**WRITTEN PROBLEM**
From the listing below, pull out every line where the string "Word" appears.

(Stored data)
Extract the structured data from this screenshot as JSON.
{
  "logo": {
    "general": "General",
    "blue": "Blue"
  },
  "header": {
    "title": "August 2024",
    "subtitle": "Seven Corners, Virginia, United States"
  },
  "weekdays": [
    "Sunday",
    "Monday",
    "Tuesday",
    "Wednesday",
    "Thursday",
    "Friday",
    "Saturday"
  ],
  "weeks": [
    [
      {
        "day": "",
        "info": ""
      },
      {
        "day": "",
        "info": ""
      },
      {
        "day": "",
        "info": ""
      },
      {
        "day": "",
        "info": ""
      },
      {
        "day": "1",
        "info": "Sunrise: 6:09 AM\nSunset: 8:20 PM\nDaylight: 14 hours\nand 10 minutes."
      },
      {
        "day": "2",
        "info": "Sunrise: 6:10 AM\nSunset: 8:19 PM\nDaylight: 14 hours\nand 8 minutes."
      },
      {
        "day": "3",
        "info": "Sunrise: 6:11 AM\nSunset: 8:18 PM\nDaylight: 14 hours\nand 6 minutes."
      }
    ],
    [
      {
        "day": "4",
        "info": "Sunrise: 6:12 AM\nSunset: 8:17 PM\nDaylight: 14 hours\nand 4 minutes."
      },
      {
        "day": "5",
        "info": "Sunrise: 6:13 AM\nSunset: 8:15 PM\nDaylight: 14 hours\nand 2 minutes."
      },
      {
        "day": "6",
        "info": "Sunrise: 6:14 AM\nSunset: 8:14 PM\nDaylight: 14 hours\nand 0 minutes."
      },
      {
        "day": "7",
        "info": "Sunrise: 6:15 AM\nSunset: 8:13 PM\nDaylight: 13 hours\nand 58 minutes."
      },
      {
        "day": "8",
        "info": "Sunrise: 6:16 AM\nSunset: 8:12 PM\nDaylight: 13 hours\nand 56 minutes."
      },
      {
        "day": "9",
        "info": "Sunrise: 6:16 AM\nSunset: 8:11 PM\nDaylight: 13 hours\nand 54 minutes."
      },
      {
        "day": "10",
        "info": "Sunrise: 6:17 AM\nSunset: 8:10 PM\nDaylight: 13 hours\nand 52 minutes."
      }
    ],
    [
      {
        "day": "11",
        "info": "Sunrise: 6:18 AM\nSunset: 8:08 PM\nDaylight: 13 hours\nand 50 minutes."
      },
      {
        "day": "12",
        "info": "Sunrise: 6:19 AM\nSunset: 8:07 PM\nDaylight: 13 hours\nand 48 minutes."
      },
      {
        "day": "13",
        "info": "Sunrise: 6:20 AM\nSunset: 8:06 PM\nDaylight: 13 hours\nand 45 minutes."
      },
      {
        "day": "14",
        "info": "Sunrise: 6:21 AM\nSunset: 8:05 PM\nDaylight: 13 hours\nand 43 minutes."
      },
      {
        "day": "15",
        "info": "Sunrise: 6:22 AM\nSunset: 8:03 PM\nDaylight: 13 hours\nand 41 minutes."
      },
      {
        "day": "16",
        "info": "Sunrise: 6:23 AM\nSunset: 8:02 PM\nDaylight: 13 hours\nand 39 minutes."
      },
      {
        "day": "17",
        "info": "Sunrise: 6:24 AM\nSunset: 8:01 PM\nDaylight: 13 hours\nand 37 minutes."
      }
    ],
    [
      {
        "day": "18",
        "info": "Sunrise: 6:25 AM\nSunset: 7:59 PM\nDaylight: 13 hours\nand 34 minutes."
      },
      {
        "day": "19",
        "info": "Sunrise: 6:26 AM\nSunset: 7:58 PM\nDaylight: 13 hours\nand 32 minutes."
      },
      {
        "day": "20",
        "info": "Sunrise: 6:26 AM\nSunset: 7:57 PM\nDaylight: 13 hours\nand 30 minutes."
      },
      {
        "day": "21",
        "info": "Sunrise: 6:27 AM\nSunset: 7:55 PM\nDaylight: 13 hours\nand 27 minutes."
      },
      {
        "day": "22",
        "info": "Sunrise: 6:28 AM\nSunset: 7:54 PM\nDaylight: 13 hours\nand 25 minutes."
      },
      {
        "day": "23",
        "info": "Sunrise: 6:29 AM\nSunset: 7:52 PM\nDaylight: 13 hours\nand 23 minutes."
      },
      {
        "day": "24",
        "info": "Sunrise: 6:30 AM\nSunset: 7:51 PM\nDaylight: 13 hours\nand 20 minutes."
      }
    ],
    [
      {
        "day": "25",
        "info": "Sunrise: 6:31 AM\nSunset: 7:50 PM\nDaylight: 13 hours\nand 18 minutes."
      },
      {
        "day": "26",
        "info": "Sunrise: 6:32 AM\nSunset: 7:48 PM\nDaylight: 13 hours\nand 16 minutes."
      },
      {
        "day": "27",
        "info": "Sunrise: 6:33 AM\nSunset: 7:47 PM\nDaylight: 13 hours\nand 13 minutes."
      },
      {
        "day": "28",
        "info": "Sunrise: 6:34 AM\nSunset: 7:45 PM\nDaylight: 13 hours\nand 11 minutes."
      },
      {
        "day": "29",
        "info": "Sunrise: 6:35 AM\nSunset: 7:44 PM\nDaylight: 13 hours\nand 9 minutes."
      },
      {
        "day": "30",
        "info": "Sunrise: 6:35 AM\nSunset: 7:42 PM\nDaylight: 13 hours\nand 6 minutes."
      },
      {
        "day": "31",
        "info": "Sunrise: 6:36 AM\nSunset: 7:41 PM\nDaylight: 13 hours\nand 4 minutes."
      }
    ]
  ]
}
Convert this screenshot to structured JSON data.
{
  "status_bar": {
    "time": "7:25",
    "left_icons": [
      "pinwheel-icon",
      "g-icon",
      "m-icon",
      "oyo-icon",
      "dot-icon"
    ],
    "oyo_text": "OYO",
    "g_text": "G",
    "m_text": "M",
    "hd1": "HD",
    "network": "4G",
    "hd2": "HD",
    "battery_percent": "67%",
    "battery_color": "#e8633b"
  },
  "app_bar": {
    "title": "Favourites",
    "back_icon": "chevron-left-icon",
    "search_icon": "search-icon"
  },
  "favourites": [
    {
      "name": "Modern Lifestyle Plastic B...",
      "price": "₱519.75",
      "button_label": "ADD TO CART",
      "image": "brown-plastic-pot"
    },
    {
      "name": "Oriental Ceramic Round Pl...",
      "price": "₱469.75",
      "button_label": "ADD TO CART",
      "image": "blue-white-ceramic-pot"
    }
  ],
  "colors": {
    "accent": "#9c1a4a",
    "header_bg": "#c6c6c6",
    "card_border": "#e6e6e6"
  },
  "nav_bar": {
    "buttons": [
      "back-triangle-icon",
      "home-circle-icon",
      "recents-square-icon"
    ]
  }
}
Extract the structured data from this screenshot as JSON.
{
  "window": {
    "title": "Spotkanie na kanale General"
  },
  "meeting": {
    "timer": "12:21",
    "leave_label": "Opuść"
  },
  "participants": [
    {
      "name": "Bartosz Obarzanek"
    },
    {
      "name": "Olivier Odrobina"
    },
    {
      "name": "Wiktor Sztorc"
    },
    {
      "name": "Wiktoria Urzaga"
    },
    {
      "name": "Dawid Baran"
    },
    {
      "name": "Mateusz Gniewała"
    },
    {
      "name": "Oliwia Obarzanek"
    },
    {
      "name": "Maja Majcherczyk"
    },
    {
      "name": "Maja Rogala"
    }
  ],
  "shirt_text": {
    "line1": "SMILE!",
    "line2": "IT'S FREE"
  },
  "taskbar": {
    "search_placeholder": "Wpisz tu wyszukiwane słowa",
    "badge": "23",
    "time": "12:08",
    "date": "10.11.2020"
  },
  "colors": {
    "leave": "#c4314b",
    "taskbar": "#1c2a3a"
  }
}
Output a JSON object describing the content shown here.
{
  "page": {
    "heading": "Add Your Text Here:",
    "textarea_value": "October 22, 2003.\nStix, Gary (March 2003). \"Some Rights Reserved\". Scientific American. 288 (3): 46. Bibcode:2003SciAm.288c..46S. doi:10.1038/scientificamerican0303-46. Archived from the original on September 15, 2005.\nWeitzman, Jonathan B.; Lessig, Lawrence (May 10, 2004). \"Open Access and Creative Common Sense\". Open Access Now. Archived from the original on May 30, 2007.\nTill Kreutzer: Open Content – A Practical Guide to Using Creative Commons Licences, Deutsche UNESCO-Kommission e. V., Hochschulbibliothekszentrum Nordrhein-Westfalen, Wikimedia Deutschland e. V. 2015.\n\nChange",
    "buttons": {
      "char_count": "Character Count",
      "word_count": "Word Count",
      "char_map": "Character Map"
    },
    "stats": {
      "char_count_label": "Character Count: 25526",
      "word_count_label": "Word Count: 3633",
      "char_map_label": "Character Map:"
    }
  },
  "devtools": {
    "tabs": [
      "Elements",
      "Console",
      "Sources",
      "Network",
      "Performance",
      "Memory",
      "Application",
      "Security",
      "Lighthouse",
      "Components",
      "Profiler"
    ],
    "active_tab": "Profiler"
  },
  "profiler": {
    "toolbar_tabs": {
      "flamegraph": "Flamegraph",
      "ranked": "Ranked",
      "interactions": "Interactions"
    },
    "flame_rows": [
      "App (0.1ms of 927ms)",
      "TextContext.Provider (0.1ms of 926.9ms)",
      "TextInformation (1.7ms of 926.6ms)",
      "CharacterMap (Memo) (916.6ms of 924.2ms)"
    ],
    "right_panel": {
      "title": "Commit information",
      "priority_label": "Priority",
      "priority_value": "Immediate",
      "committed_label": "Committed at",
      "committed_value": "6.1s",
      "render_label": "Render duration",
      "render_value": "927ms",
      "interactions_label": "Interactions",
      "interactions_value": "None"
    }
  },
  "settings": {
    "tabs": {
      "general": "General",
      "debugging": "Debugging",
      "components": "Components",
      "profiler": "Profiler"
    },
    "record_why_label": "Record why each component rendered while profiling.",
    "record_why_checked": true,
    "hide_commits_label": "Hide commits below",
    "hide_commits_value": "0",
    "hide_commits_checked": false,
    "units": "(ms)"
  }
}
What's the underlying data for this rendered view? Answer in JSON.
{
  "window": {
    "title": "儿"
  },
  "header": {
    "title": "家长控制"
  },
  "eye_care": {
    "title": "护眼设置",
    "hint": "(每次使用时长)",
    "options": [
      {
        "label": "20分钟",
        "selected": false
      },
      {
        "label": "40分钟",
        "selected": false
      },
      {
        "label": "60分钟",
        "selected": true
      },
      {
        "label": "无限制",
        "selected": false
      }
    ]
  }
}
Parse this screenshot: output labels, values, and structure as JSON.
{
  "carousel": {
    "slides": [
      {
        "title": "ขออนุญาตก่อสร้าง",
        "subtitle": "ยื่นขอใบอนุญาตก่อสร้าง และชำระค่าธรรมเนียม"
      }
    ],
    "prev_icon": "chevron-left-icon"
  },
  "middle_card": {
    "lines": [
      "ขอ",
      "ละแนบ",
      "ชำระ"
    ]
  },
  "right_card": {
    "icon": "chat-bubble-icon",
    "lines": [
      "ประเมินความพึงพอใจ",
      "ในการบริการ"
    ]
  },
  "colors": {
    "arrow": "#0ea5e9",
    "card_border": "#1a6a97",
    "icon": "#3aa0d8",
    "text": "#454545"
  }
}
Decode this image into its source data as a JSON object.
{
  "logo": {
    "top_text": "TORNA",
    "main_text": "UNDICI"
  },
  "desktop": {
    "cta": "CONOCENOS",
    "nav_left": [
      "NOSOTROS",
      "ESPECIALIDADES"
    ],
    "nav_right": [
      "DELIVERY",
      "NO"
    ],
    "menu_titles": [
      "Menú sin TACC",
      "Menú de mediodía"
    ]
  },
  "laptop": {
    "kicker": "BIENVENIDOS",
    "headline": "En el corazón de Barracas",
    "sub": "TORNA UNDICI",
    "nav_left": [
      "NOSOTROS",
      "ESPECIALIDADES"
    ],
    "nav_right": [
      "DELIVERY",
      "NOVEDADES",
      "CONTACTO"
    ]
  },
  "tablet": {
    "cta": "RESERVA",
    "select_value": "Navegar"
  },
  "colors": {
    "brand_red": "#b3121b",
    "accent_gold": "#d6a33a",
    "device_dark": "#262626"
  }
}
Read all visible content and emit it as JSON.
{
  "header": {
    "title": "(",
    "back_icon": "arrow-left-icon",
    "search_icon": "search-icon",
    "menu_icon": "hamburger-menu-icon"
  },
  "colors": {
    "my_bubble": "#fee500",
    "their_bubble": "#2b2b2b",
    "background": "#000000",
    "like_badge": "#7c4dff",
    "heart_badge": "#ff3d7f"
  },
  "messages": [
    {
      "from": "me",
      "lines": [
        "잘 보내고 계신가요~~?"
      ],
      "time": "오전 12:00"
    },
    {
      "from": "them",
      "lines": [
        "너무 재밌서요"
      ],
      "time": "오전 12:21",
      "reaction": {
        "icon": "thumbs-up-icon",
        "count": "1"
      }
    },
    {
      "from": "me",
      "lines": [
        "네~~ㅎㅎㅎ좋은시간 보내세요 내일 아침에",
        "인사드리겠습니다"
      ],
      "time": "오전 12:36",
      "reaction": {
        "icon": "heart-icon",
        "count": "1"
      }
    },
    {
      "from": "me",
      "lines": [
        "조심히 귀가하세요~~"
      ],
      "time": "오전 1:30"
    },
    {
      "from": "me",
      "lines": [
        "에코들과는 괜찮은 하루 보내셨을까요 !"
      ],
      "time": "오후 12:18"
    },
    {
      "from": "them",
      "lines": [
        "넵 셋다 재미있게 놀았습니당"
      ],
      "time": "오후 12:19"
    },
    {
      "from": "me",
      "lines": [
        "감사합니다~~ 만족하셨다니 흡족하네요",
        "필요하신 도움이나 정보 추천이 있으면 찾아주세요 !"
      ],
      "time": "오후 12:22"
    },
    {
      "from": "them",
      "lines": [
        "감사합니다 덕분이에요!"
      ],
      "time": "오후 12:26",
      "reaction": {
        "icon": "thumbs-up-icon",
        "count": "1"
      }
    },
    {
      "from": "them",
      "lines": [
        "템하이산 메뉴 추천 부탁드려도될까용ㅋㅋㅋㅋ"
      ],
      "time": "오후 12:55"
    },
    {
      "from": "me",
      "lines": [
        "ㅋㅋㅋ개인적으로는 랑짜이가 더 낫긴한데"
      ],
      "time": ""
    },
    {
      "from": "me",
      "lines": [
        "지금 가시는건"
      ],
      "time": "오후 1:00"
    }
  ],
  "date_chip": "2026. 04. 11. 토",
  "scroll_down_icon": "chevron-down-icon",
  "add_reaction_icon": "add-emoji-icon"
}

**FINISHED EXERCISE**
      "word_count": "Word Count",
      "word_count_label": "Word Count: 3633",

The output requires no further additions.